* **Task to complete**
List the lines of this listing that hold the word "JSON".

(Collected data)
──────────────────────────────

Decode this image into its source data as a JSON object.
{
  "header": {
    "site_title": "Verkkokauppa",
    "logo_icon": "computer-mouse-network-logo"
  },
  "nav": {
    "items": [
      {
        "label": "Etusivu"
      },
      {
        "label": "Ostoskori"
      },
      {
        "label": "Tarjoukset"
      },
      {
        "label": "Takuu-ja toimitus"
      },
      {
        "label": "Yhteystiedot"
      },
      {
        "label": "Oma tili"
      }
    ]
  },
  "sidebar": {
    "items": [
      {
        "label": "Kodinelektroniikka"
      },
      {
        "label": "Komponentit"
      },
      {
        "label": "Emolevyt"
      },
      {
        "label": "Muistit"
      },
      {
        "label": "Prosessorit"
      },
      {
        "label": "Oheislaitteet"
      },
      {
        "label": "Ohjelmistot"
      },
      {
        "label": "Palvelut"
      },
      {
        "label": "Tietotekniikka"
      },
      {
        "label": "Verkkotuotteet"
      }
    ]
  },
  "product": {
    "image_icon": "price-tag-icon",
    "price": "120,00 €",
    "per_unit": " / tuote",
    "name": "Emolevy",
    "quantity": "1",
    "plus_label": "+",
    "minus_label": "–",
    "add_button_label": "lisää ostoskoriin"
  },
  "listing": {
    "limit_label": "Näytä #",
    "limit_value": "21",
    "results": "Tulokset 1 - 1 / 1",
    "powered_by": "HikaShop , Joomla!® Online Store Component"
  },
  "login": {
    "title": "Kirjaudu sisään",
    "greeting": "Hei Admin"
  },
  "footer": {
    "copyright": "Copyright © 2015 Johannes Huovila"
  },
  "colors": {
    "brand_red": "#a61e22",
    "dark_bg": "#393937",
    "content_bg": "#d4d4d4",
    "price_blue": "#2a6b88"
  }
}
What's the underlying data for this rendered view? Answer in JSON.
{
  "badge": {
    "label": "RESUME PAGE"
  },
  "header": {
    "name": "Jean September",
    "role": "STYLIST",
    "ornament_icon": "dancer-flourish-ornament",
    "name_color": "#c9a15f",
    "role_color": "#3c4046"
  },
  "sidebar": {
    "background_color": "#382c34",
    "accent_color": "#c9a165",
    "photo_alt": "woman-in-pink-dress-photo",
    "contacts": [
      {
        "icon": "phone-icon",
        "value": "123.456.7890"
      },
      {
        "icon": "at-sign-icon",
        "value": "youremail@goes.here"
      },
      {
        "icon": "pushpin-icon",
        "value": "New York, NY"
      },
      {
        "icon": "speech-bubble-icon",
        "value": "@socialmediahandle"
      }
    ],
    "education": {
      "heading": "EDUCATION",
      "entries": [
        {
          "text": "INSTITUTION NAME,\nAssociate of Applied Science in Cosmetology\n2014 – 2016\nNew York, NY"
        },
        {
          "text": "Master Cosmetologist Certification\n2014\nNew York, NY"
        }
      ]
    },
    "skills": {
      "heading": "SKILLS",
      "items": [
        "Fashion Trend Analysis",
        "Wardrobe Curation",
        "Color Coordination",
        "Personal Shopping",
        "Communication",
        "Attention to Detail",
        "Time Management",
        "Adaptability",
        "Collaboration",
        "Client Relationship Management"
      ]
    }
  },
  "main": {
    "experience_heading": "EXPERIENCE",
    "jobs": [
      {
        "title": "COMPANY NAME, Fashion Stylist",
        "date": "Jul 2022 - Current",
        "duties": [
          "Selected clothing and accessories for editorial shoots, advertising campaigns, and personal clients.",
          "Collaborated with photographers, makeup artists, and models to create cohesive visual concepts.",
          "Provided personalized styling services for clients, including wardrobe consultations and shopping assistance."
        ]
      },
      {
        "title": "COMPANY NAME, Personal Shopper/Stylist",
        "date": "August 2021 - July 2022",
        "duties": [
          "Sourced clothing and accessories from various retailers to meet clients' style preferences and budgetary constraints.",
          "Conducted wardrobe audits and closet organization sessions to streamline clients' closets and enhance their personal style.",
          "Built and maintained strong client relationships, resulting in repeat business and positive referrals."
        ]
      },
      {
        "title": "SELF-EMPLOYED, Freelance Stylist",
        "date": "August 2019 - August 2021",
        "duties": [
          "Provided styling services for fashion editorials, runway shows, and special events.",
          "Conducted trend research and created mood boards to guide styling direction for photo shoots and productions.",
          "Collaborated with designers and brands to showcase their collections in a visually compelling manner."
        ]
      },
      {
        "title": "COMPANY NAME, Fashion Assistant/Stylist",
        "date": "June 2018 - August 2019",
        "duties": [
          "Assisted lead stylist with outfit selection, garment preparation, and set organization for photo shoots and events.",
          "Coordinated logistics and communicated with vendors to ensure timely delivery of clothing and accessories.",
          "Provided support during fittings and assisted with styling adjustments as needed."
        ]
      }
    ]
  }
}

──────────────────────────────

* **Solution to this task**
Decode this image into its source data as a JSON object.
What's the underlying data for this rendered view? Answer in JSON.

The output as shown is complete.